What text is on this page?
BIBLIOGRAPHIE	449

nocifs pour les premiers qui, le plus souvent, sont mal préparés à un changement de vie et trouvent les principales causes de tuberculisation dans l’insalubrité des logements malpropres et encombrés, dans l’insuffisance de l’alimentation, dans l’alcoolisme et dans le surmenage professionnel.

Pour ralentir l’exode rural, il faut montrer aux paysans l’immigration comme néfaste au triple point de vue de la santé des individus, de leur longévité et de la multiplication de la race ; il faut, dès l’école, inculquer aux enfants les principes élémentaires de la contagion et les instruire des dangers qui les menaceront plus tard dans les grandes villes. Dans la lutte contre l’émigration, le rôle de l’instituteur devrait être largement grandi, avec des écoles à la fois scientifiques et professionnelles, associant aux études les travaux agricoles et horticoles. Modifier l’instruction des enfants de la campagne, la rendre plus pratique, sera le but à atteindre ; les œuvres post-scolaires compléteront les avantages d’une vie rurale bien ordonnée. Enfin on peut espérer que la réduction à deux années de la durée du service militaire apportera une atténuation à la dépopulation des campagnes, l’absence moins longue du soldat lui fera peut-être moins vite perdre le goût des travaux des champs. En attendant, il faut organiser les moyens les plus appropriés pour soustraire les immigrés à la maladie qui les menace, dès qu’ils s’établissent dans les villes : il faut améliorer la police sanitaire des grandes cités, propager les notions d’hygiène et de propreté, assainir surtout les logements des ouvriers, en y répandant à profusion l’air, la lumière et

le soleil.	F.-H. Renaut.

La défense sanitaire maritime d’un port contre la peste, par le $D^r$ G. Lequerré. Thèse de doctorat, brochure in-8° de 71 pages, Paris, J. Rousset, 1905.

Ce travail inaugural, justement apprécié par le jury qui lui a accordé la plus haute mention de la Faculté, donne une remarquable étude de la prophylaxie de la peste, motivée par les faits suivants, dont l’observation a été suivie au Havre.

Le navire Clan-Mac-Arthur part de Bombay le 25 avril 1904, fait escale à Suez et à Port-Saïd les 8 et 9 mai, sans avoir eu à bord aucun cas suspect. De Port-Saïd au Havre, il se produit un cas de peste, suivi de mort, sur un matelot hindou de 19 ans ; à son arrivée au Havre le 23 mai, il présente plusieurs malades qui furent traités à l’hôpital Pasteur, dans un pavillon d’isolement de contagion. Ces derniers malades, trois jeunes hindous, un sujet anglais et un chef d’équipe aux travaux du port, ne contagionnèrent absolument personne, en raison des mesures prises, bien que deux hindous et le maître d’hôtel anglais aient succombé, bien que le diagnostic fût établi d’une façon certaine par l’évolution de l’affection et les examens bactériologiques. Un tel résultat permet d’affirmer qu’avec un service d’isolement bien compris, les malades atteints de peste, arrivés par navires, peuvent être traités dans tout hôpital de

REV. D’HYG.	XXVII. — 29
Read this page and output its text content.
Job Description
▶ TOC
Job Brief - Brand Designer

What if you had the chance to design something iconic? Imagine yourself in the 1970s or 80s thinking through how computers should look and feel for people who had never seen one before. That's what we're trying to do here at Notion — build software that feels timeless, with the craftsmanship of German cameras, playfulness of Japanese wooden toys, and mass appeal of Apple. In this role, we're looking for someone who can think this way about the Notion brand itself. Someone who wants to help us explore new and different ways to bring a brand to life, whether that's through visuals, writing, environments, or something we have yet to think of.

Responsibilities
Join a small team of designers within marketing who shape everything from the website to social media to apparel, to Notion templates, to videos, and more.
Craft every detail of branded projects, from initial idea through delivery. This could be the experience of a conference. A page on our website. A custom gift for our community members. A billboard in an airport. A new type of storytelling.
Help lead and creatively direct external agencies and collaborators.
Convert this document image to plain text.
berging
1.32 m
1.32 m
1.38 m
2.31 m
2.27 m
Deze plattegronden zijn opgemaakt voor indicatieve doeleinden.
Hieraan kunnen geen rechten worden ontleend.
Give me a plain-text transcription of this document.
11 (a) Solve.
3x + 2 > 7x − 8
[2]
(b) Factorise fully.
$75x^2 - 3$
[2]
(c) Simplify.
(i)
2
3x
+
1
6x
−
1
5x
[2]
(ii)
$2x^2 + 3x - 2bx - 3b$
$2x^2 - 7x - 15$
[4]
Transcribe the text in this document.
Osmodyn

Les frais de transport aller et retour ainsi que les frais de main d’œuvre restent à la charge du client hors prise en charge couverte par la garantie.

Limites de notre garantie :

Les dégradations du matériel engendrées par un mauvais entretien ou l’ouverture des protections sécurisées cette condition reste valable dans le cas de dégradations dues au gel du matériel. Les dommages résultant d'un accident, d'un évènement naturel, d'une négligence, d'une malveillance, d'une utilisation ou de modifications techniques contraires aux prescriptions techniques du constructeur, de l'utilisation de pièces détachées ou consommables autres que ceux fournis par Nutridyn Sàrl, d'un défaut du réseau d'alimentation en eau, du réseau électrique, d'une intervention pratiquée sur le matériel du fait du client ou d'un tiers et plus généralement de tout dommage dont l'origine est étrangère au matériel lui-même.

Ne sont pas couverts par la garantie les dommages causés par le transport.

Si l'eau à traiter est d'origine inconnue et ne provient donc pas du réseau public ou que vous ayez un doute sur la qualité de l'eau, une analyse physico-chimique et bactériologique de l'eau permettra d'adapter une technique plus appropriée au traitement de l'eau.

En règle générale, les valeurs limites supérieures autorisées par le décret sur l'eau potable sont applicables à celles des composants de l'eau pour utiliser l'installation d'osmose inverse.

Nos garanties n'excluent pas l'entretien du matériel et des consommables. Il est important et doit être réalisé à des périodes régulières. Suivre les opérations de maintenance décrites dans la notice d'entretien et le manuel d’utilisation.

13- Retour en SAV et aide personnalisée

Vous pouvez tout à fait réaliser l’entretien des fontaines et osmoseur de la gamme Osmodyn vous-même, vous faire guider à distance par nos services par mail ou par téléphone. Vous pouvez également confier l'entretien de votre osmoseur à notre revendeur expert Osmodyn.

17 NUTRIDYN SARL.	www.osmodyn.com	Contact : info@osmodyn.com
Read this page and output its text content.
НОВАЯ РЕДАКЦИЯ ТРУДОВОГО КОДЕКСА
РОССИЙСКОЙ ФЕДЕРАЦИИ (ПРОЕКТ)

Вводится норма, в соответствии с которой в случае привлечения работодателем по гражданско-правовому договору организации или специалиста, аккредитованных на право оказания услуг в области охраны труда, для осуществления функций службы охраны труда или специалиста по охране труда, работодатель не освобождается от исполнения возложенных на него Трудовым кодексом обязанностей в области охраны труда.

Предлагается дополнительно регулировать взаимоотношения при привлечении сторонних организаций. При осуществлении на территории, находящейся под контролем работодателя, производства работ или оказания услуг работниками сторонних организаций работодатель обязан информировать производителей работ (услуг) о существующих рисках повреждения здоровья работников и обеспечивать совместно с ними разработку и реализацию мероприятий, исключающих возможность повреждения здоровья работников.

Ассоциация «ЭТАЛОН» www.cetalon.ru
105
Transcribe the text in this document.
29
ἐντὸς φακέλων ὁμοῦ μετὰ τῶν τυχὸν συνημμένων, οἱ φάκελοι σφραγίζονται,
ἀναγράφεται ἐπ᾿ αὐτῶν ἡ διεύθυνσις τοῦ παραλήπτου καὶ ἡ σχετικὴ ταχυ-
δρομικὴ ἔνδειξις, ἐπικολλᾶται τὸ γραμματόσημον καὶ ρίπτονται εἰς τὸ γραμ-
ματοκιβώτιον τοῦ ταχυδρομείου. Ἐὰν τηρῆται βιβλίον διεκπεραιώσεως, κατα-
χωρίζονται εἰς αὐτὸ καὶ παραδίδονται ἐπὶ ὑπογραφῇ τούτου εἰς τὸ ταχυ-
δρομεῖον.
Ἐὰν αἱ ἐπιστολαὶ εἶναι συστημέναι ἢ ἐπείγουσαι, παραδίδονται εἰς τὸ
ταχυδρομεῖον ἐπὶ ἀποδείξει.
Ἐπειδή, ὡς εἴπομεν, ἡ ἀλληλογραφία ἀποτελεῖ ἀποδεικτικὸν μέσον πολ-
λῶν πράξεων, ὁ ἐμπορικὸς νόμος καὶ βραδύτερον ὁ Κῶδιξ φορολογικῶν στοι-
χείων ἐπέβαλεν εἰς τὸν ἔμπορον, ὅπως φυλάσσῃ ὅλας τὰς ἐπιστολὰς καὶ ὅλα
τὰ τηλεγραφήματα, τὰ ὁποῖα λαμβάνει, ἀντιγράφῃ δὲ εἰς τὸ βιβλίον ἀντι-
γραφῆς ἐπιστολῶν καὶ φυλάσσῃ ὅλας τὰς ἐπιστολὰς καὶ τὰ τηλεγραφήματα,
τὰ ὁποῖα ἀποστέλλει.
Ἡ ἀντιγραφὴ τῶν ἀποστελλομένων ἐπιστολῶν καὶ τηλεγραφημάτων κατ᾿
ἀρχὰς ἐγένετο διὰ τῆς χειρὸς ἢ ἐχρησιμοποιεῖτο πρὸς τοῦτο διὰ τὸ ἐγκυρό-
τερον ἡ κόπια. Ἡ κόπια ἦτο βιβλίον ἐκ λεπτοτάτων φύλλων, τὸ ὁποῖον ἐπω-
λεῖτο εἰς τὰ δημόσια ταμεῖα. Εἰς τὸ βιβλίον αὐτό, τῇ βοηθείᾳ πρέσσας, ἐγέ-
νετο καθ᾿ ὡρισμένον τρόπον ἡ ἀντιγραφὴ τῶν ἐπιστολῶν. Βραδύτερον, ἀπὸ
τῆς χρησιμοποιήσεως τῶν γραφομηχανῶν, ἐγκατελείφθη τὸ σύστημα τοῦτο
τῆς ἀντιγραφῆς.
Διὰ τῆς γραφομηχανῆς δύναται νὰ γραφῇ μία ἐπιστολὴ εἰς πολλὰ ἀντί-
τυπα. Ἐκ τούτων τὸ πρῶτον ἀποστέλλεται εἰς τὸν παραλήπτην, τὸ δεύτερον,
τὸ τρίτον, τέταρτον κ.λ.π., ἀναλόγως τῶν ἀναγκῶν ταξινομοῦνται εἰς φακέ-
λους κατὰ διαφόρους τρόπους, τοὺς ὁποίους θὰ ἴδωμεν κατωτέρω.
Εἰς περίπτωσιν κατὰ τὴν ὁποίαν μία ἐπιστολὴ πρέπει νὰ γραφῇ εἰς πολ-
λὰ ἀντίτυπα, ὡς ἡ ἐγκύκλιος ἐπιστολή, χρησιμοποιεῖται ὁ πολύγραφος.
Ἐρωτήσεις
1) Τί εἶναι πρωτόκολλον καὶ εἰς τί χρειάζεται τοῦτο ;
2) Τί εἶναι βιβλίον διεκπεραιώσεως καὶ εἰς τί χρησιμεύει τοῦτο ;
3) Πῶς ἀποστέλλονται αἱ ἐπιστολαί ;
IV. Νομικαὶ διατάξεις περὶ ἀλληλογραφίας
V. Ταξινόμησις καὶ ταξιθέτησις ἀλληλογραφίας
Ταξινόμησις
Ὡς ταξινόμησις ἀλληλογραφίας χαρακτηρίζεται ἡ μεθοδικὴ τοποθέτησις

####

- What is expected:
Filter lines by "text" and return each hit.

- Finished answer:
What text is on this page?
Read this page and output its text content.
Convert this document image to plain text.
Give me a plain-text transcription of this document.
Transcribe the text in this document.
Read this page and output its text content.
Transcribe the text in this document.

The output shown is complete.